Work required:
Within the listing below, show every line that contains the word "students".

Extracted entries Start Marker

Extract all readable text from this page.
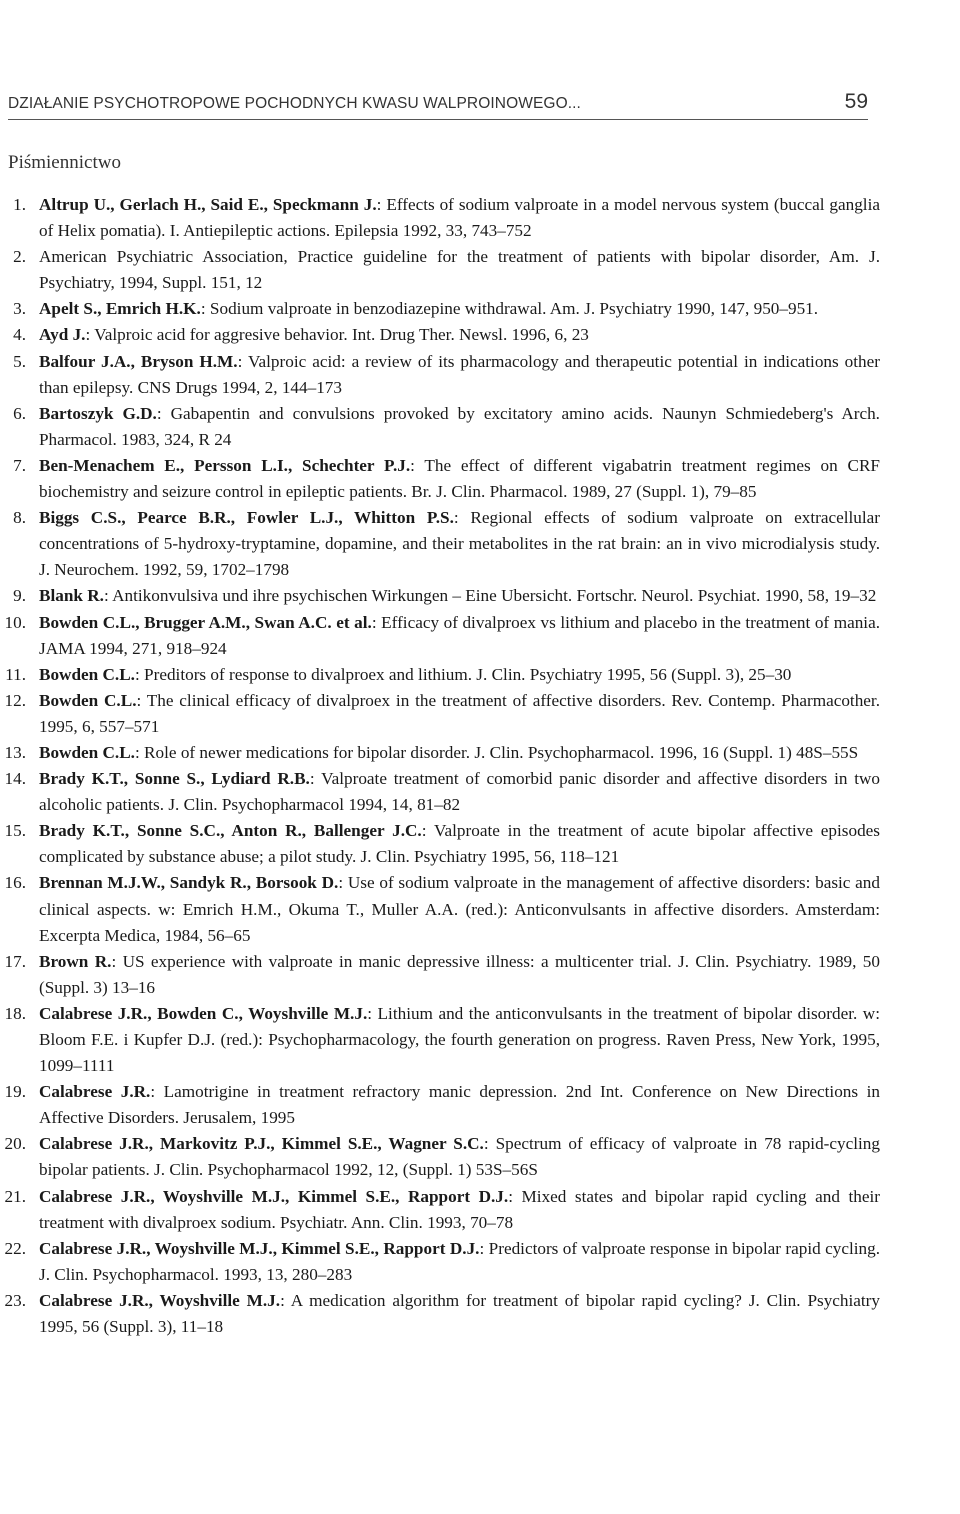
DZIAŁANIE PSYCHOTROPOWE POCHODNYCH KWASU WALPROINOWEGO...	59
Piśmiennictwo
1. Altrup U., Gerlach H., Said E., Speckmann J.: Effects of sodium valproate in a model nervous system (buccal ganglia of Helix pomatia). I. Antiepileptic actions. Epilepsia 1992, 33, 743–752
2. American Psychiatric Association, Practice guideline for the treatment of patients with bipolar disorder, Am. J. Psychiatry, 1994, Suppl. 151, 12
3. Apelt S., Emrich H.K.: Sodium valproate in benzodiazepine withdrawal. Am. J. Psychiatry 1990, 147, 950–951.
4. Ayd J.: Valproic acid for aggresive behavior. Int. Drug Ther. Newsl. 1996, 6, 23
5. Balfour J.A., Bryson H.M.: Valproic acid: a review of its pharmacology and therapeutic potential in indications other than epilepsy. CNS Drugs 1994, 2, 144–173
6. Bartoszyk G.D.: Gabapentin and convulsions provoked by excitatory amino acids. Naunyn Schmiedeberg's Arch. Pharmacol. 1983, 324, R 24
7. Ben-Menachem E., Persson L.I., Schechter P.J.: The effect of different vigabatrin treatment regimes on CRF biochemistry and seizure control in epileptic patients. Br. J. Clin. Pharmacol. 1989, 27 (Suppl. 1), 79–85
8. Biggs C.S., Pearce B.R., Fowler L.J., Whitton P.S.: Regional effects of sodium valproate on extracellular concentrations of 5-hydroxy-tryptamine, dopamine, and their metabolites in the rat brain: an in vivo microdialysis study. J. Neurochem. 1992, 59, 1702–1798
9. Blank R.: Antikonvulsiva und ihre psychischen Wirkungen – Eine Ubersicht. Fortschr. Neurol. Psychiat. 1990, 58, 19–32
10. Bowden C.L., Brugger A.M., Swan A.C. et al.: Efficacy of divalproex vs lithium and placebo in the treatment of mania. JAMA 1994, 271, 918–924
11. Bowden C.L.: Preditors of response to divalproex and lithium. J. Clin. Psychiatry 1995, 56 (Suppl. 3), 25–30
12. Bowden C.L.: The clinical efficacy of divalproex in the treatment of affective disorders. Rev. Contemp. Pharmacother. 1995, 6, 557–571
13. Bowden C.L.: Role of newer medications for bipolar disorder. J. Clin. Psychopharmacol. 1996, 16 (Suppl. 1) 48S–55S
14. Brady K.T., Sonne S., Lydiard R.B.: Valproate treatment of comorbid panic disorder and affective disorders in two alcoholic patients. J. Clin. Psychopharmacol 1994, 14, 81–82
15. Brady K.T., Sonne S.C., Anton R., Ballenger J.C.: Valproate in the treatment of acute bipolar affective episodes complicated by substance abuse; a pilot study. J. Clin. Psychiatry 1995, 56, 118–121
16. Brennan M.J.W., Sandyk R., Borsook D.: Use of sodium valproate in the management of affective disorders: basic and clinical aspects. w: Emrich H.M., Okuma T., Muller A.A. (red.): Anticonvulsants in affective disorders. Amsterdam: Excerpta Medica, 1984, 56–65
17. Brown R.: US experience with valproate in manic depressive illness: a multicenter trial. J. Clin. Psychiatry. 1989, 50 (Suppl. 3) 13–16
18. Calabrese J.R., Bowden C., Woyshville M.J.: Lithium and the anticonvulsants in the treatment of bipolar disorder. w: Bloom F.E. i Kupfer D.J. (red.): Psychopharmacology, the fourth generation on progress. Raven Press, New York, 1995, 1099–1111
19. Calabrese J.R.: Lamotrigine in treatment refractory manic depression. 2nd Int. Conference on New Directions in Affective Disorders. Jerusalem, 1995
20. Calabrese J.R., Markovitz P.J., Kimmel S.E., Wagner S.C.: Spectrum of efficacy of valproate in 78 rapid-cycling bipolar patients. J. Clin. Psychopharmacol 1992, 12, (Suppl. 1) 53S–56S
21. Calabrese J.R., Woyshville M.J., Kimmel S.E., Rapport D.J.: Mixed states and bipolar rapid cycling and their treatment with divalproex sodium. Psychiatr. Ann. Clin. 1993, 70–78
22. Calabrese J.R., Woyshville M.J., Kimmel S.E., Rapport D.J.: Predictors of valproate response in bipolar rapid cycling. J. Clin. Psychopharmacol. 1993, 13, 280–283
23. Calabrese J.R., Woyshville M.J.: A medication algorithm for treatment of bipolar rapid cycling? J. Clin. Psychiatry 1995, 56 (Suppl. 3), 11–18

Extracted entries End Marker
Extracted entries Start Marker

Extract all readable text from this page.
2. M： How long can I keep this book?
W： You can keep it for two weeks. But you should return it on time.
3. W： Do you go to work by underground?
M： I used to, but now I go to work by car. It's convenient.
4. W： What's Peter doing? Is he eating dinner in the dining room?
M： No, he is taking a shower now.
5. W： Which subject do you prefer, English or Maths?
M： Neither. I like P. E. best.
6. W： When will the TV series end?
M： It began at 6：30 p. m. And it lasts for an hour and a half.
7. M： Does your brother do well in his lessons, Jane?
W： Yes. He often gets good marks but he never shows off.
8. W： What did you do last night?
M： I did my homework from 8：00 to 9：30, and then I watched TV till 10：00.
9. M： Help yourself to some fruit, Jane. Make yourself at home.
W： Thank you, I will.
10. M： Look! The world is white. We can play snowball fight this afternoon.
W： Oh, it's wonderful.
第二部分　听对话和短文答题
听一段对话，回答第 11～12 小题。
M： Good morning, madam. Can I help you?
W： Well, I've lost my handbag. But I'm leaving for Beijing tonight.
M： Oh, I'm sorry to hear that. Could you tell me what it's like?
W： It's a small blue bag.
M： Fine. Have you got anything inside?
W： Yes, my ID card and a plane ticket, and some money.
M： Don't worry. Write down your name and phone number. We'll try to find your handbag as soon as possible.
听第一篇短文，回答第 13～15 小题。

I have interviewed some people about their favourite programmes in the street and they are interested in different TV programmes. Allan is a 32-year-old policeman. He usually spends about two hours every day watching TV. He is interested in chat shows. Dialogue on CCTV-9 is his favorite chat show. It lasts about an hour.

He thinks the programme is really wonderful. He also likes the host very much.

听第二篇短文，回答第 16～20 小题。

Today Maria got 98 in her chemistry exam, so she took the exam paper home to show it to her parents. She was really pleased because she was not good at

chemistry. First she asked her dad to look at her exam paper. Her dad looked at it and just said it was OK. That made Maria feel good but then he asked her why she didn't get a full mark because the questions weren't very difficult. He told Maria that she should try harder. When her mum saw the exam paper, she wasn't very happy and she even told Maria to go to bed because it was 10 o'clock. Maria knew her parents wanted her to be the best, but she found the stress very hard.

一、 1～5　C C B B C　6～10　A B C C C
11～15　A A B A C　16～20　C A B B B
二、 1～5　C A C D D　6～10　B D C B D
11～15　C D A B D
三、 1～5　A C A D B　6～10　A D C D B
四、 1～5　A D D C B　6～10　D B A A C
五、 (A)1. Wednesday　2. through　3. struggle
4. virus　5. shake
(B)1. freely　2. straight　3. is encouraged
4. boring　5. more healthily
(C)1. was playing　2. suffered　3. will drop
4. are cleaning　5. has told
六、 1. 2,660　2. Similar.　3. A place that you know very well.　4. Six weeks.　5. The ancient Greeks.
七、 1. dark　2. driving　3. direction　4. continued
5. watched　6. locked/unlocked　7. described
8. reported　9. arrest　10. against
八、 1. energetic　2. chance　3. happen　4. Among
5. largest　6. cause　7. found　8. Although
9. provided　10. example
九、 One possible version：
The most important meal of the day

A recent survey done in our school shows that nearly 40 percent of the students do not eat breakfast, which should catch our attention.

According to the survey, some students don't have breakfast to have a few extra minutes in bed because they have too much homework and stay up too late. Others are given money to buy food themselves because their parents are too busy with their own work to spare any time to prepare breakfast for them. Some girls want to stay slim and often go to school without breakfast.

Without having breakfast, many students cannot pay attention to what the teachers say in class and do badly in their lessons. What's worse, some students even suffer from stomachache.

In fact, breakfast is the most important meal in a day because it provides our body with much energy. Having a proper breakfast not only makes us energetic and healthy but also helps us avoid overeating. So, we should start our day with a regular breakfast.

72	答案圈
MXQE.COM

Extracted entries End Marker

Result of the exercise:
A recent survey done in our school shows that nearly 40 percent of the students do not eat breakfast, which should catch our attention.
According to the survey, some students don't have breakfast to have a few extra minutes in bed because they have too much homework and stay up too late. Others are given money to buy food themselves because their parents are too busy with their own work to spare any time to prepare breakfast for them. Some girls want to stay slim and often go to school without breakfast.
Without having breakfast, many students cannot pay attention to what the teachers say in class and do badly in their lessons. What's worse, some students even suffer from stomachache.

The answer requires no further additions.